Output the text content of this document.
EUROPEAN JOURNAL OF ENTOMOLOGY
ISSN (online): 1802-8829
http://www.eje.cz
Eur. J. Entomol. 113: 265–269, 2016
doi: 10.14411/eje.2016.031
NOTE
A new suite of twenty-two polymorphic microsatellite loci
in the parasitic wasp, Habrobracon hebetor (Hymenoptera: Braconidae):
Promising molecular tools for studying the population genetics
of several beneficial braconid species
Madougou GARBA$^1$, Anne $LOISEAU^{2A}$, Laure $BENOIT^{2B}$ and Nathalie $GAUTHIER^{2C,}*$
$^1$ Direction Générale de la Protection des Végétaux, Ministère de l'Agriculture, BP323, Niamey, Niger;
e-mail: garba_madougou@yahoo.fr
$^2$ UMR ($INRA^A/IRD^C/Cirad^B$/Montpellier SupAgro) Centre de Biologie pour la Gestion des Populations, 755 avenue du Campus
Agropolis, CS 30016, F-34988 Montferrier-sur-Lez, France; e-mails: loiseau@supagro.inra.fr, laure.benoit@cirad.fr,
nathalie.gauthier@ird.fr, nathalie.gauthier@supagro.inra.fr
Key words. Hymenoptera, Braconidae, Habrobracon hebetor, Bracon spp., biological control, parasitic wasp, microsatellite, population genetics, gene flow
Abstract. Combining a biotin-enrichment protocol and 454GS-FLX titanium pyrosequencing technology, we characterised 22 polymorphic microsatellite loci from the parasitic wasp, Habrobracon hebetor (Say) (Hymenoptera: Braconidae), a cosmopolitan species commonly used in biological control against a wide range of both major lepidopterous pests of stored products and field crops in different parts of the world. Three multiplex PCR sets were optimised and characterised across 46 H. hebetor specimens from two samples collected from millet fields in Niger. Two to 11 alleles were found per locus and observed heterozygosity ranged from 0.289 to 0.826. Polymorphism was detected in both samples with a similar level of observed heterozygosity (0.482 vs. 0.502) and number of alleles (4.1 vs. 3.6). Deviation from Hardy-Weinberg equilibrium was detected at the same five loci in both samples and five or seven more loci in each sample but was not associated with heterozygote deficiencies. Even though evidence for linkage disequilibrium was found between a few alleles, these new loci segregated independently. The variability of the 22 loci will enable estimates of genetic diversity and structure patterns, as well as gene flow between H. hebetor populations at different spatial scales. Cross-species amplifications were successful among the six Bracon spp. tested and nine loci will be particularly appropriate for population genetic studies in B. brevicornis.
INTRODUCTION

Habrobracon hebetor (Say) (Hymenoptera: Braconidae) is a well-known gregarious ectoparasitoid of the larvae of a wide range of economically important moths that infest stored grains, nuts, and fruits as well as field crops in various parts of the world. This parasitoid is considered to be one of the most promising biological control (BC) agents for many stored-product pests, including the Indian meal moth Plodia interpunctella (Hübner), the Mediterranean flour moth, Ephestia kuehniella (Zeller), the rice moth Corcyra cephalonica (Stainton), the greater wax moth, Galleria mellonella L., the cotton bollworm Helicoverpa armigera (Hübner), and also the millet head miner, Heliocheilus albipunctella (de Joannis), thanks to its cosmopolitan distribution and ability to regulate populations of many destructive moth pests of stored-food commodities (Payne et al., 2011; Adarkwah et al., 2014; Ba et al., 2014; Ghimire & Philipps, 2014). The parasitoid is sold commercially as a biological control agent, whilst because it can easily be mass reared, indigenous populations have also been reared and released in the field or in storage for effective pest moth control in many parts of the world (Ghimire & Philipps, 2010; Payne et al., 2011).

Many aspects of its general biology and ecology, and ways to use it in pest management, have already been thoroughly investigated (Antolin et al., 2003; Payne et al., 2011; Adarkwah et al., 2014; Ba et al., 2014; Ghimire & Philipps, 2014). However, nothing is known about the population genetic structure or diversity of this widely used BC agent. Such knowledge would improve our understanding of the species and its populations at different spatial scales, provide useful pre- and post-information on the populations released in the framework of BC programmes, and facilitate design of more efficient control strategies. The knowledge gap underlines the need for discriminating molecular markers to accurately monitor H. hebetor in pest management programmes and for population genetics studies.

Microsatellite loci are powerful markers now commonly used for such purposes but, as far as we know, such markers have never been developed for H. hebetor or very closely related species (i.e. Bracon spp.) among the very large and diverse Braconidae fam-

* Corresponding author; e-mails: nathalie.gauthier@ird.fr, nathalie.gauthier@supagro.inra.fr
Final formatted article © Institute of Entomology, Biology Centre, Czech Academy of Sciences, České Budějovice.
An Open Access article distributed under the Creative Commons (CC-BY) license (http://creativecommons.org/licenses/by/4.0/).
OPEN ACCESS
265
____
◆ Task to complete: The number of lines in the data holding the string "Centre" is the whole answer.

◆ Expected output: 2